Do this> The data must be returned in full and exactly as given.

Entries shown>
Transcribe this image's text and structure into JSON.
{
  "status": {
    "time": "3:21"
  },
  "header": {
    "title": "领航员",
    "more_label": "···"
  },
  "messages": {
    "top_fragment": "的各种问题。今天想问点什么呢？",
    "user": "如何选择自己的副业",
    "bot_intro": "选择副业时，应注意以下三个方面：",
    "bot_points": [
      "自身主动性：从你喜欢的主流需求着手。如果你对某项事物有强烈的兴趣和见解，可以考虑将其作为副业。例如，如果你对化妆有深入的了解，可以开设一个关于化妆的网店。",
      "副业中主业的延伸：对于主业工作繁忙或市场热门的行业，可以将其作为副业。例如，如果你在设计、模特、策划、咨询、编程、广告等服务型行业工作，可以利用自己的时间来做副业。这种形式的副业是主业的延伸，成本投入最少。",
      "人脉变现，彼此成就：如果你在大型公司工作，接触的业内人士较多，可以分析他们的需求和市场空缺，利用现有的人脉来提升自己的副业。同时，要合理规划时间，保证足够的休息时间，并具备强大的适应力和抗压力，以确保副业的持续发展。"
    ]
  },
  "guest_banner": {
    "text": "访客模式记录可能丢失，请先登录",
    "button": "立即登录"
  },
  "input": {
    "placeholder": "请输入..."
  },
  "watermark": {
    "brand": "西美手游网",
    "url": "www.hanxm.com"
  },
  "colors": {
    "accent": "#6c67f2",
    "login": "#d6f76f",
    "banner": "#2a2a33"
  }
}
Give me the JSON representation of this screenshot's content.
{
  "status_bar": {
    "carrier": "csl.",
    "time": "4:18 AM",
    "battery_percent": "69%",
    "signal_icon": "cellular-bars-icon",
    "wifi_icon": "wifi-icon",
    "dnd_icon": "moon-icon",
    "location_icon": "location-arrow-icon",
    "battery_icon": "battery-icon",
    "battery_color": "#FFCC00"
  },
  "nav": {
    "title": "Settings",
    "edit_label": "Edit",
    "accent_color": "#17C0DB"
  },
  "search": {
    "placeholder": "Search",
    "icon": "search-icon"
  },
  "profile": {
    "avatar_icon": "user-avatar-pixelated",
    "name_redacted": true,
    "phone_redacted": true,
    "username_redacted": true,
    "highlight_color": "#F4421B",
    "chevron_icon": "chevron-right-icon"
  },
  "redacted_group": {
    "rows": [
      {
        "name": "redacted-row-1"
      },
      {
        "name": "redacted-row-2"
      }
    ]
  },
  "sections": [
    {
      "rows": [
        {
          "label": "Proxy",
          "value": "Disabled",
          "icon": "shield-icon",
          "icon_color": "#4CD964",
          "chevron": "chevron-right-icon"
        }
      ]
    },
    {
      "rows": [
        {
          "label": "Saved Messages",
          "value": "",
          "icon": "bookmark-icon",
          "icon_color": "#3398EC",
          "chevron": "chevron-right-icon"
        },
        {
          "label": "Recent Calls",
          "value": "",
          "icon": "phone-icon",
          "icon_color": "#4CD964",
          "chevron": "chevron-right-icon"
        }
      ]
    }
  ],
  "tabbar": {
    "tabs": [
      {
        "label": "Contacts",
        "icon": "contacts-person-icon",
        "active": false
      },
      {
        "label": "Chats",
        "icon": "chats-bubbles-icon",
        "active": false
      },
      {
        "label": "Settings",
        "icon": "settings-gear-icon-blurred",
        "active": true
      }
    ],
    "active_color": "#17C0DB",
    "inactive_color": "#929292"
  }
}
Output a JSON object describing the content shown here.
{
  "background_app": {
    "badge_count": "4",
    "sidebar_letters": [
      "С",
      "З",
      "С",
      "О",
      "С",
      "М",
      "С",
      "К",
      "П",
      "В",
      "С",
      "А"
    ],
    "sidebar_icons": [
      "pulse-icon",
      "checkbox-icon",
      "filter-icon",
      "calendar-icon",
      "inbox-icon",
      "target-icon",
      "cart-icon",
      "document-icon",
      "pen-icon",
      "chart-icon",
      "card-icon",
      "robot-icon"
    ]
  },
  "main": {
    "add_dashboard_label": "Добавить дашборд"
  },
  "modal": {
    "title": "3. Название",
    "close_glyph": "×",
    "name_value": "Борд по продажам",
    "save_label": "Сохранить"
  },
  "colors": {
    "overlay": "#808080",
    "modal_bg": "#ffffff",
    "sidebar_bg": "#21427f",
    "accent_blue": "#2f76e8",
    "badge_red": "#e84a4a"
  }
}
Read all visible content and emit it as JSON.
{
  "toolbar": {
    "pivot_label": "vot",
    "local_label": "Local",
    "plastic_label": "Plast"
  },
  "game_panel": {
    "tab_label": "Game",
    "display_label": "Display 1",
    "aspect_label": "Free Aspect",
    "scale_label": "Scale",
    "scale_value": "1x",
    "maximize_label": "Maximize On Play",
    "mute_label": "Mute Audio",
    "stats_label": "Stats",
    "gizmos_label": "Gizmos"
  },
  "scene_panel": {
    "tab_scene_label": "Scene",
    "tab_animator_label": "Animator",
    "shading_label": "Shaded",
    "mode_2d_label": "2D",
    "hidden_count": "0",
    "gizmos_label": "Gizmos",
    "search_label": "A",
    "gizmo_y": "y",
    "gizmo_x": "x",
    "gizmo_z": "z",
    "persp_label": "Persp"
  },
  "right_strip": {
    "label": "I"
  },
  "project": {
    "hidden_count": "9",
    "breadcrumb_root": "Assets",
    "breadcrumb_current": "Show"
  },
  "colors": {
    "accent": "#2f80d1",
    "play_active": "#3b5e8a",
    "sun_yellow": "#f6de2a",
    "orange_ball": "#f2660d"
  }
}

Written response>
Transcribe this image's text and structure into JSON.
{
  "status": {
    "time": "3:21"
  },
  "header": {
    "title": "领航员",
    "more_label": "···"
  },
  "messages": {
    "top_fragment": "的各种问题。今天想问点什么呢？",
    "user": "如何选择自己的副业",
    "bot_intro": "选择副业时，应注意以下三个方面：",
    "bot_points": [
      "自身主动性：从你喜欢的主流需求着手。如果你对某项事物有强烈的兴趣和见解，可以考虑将其作为副业。例如，如果你对化妆有深入的了解，可以开设一个关于化妆的网店。",
      "副业中主业的延伸：对于主业工作繁忙或市场热门的行业，可以将其作为副业。例如，如果你在设计、模特、策划、咨询、编程、广告等服务型行业工作，可以利用自己的时间来做副业。这种形式的副业是主业的延伸，成本投入最少。",
      "人脉变现，彼此成就：如果你在大型公司工作，接触的业内人士较多，可以分析他们的需求和市场空缺，利用现有的人脉来提升自己的副业。同时，要合理规划时间，保证足够的休息时间，并具备强大的适应力和抗压力，以确保副业的持续发展。"
    ]
  },
  "guest_banner": {
    "text": "访客模式记录可能丢失，请先登录",
    "button": "立即登录"
  },
  "input": {
    "placeholder": "请输入..."
  },
  "watermark": {
    "brand": "西美手游网",
    "url": "www.hanxm.com"
  },
  "colors": {
    "accent": "#6c67f2",
    "login": "#d6f76f",
    "banner": "#2a2a33"
  }
}
Give me the JSON representation of this screenshot's content.
{
  "status_bar": {
    "carrier": "csl.",
    "time": "4:18 AM",
    "battery_percent": "69%",
    "signal_icon": "cellular-bars-icon",
    "wifi_icon": "wifi-icon",
    "dnd_icon": "moon-icon",
    "location_icon": "location-arrow-icon",
    "battery_icon": "battery-icon",
    "battery_color": "#FFCC00"
  },
  "nav": {
    "title": "Settings",
    "edit_label": "Edit",
    "accent_color": "#17C0DB"
  },
  "search": {
    "placeholder": "Search",
    "icon": "search-icon"
  },
  "profile": {
    "avatar_icon": "user-avatar-pixelated",
    "name_redacted": true,
    "phone_redacted": true,
    "username_redacted": true,
    "highlight_color": "#F4421B",
    "chevron_icon": "chevron-right-icon"
  },
  "redacted_group": {
    "rows": [
      {
        "name": "redacted-row-1"
      },
      {
        "name": "redacted-row-2"
      }
    ]
  },
  "sections": [
    {
      "rows": [
        {
          "label": "Proxy",
          "value": "Disabled",
          "icon": "shield-icon",
          "icon_color": "#4CD964",
          "chevron": "chevron-right-icon"
        }
      ]
    },
    {
      "rows": [
        {
          "label": "Saved Messages",
          "value": "",
          "icon": "bookmark-icon",
          "icon_color": "#3398EC",
          "chevron": "chevron-right-icon"
        },
        {
          "label": "Recent Calls",
          "value": "",
          "icon": "phone-icon",
          "icon_color": "#4CD964",
          "chevron": "chevron-right-icon"
        }
      ]
    }
  ],
  "tabbar": {
    "tabs": [
      {
        "label": "Contacts",
        "icon": "contacts-person-icon",
        "active": false
      },
      {
        "label": "Chats",
        "icon": "chats-bubbles-icon",
        "active": false
      },
      {
        "label": "Settings",
        "icon": "settings-gear-icon-blurred",
        "active": true
      }
    ],
    "active_color": "#17C0DB",
    "inactive_color": "#929292"
  }
}
Output a JSON object describing the content shown here.
{
  "background_app": {
    "badge_count": "4",
    "sidebar_letters": [
      "С",
      "З",
      "С",
      "О",
      "С",
      "М",
      "С",
      "К",
      "П",
      "В",
      "С",
      "А"
    ],
    "sidebar_icons": [
      "pulse-icon",
      "checkbox-icon",
      "filter-icon",
      "calendar-icon",
      "inbox-icon",
      "target-icon",
      "cart-icon",
      "document-icon",
      "pen-icon",
      "chart-icon",
      "card-icon",
      "robot-icon"
    ]
  },
  "main": {
    "add_dashboard_label": "Добавить дашборд"
  },
  "modal": {
    "title": "3. Название",
    "close_glyph": "×",
    "name_value": "Борд по продажам",
    "save_label": "Сохранить"
  },
  "colors": {
    "overlay": "#808080",
    "modal_bg": "#ffffff",
    "sidebar_bg": "#21427f",
    "accent_blue": "#2f76e8",
    "badge_red": "#e84a4a"
  }
}
Read all visible content and emit it as JSON.
{
  "toolbar": {
    "pivot_label": "vot",
    "local_label": "Local",
    "plastic_label": "Plast"
  },
  "game_panel": {
    "tab_label": "Game",
    "display_label": "Display 1",
    "aspect_label": "Free Aspect",
    "scale_label": "Scale",
    "scale_value": "1x",
    "maximize_label": "Maximize On Play",
    "mute_label": "Mute Audio",
    "stats_label": "Stats",
    "gizmos_label": "Gizmos"
  },
  "scene_panel": {
    "tab_scene_label": "Scene",
    "tab_animator_label": "Animator",
    "shading_label": "Shaded",
    "mode_2d_label": "2D",
    "hidden_count": "0",
    "gizmos_label": "Gizmos",
    "search_label": "A",
    "gizmo_y": "y",
    "gizmo_x": "x",
    "gizmo_z": "z",
    "persp_label": "Persp"
  },
  "right_strip": {
    "label": "I"
  },
  "project": {
    "hidden_count": "9",
    "breadcrumb_root": "Assets",
    "breadcrumb_current": "Show"
  },
  "colors": {
    "accent": "#2f80d1",
    "play_active": "#3b5e8a",
    "sun_yellow": "#f6de2a",
    "orange_ball": "#f2660d"
  }
}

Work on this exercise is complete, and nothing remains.